Job:
Using the listing below, copy every line that mentions "Ctrl".

Dataset excerpts:
++++++

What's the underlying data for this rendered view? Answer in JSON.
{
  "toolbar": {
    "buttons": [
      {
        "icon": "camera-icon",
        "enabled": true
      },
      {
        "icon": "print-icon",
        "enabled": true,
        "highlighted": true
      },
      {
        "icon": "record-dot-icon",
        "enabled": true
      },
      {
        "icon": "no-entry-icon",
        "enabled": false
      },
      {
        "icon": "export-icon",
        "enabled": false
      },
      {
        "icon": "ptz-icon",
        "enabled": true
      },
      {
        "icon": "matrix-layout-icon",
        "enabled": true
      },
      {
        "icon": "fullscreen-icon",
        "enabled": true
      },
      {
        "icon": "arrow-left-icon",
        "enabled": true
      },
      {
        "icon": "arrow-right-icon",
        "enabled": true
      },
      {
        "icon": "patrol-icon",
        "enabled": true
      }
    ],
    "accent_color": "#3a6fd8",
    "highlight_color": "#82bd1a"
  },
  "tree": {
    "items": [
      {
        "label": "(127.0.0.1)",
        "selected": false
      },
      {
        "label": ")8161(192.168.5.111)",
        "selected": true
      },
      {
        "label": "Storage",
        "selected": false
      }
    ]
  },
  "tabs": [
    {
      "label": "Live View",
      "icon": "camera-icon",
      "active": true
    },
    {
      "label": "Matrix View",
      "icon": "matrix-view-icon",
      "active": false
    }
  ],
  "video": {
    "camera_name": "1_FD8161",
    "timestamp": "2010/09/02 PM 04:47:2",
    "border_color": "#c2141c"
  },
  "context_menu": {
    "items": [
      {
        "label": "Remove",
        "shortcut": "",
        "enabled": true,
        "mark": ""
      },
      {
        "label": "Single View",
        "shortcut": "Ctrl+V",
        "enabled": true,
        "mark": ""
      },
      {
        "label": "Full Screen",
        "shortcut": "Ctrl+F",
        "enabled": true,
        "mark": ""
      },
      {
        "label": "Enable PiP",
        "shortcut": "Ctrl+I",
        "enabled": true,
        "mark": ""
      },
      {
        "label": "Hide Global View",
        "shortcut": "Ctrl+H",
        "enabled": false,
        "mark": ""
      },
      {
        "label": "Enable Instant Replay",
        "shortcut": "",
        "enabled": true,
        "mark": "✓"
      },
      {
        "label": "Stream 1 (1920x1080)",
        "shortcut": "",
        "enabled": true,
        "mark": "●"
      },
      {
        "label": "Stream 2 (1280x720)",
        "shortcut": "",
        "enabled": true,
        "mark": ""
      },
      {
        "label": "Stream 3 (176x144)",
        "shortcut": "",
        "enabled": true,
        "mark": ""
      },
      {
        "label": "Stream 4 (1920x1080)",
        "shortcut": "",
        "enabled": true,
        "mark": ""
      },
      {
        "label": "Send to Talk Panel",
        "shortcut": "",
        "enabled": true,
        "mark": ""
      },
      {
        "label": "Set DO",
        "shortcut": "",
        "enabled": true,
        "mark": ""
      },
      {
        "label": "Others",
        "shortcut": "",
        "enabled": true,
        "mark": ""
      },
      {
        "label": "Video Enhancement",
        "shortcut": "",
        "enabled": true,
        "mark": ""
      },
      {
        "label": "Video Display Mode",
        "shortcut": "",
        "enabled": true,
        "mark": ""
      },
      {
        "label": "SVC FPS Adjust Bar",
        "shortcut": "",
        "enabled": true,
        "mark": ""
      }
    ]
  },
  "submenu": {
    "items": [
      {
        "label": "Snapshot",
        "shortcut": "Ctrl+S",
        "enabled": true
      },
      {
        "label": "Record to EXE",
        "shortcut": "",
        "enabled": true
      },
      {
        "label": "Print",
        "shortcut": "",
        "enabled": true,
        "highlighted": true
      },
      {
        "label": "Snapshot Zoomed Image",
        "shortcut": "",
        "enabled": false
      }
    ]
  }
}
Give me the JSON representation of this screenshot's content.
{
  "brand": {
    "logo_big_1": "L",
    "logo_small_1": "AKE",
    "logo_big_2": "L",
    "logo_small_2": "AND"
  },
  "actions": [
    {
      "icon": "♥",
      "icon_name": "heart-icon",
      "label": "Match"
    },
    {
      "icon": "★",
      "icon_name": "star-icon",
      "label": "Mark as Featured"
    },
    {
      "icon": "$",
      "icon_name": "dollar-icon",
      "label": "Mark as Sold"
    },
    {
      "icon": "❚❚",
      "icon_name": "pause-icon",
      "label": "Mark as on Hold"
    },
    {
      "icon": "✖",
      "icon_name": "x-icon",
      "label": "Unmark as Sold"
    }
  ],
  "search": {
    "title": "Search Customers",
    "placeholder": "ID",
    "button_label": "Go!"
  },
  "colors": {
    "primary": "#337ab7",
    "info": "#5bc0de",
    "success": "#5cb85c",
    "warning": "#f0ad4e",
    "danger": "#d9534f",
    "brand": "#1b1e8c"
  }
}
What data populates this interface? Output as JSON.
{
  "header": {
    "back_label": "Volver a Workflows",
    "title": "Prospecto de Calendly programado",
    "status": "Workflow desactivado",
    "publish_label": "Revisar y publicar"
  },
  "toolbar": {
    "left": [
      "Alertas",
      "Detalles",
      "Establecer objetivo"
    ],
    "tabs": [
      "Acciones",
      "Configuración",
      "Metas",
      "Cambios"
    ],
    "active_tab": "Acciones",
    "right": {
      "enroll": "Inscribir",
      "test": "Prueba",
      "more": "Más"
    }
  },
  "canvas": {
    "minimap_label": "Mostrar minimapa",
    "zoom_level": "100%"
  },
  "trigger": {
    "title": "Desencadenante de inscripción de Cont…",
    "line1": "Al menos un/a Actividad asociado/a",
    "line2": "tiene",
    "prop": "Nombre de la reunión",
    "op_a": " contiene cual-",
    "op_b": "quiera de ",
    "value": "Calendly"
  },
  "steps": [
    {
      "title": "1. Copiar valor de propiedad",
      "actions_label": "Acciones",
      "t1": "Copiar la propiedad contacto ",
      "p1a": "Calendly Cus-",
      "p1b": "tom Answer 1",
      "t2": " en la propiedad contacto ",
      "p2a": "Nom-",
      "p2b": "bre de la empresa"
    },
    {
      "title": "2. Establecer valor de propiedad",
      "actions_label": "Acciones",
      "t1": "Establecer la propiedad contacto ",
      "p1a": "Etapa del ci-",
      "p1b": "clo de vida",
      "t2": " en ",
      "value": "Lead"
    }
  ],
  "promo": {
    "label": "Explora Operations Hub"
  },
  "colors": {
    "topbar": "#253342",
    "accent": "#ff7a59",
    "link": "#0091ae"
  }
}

++++++

The output:
        "shortcut": "Ctrl+V",
        "shortcut": "Ctrl+F",
        "shortcut": "Ctrl+I",
        "shortcut": "Ctrl+H",
        "shortcut": "Ctrl+S",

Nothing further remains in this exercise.